INSTRUCTION: Gather the lines that hold the string "this".

STORED ROWS:
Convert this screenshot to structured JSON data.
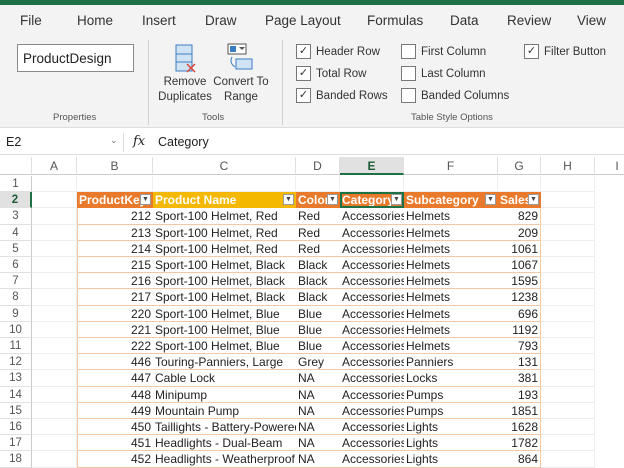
{
  "menu": [
    "File",
    "Home",
    "Insert",
    "Draw",
    "Page Layout",
    "Formulas",
    "Data",
    "Review",
    "View"
  ],
  "ribbon": {
    "table_name": "ProductDesign",
    "properties_label": "Properties",
    "remove_duplicates": [
      "Remove",
      "Duplicates"
    ],
    "convert_to_range": [
      "Convert To",
      "Range"
    ],
    "tools_label": "Tools",
    "options": [
      {
        "label": "Header Row",
        "checked": true
      },
      {
        "label": "Total Row",
        "checked": true
      },
      {
        "label": "Banded Rows",
        "checked": true
      },
      {
        "label": "First Column",
        "checked": false
      },
      {
        "label": "Last Column",
        "checked": false
      },
      {
        "label": "Banded Columns",
        "checked": false
      },
      {
        "label": "Filter Button",
        "checked": true
      }
    ],
    "table_style_options_label": "Table Style Options"
  },
  "formula_bar": {
    "cell_ref": "E2",
    "fx": "fx",
    "value": "Category"
  },
  "columns": [
    "A",
    "B",
    "C",
    "D",
    "E",
    "F",
    "G",
    "H",
    "I"
  ],
  "selected_column": "E",
  "row_numbers": [
    "1",
    "2",
    "3",
    "4",
    "5",
    "6",
    "7",
    "8",
    "9",
    "10",
    "11",
    "12",
    "13",
    "14",
    "15",
    "16",
    "17",
    "18"
  ],
  "table": {
    "headers": [
      "ProductKey",
      "Product Name",
      "Color",
      "Category",
      "Subcategory",
      "Sales"
    ],
    "rows": [
      [
        "212",
        "Sport-100 Helmet, Red",
        "Red",
        "Accessories",
        "Helmets",
        "829"
      ],
      [
        "213",
        "Sport-100 Helmet, Red",
        "Red",
        "Accessories",
        "Helmets",
        "209"
      ],
      [
        "214",
        "Sport-100 Helmet, Red",
        "Red",
        "Accessories",
        "Helmets",
        "1061"
      ],
      [
        "215",
        "Sport-100 Helmet, Black",
        "Black",
        "Accessories",
        "Helmets",
        "1067"
      ],
      [
        "216",
        "Sport-100 Helmet, Black",
        "Black",
        "Accessories",
        "Helmets",
        "1595"
      ],
      [
        "217",
        "Sport-100 Helmet, Black",
        "Black",
        "Accessories",
        "Helmets",
        "1238"
      ],
      [
        "220",
        "Sport-100 Helmet, Blue",
        "Blue",
        "Accessories",
        "Helmets",
        "696"
      ],
      [
        "221",
        "Sport-100 Helmet, Blue",
        "Blue",
        "Accessories",
        "Helmets",
        "1192"
      ],
      [
        "222",
        "Sport-100 Helmet, Blue",
        "Blue",
        "Accessories",
        "Helmets",
        "793"
      ],
      [
        "446",
        "Touring-Panniers, Large",
        "Grey",
        "Accessories",
        "Panniers",
        "131"
      ],
      [
        "447",
        "Cable Lock",
        "NA",
        "Accessories",
        "Locks",
        "381"
      ],
      [
        "448",
        "Minipump",
        "NA",
        "Accessories",
        "Pumps",
        "193"
      ],
      [
        "449",
        "Mountain Pump",
        "NA",
        "Accessories",
        "Pumps",
        "1851"
      ],
      [
        "450",
        "Taillights - Battery-Powered",
        "NA",
        "Accessories",
        "Lights",
        "1628"
      ],
      [
        "451",
        "Headlights - Dual-Beam",
        "NA",
        "Accessories",
        "Lights",
        "1782"
      ],
      [
        "452",
        "Headlights - Weatherproof",
        "NA",
        "Accessories",
        "Lights",
        "864"
      ]
    ]
  },
  "colors": {
    "accent": "#1e7145",
    "header": "#e97a2b",
    "highlight_header": "#f5b800"
  }
}
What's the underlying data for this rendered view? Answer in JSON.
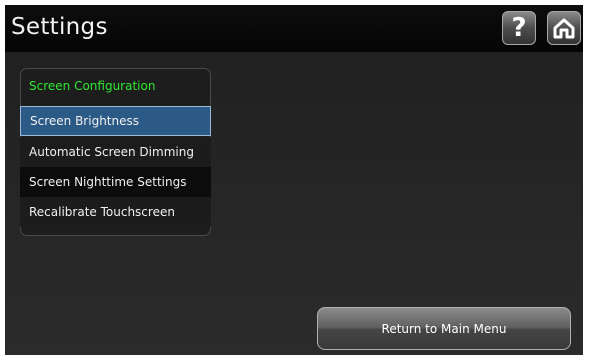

FINAL RESULT:
Convert this screenshot to structured JSON data.
What's the underlying data for this rendered view? Answer in JSON.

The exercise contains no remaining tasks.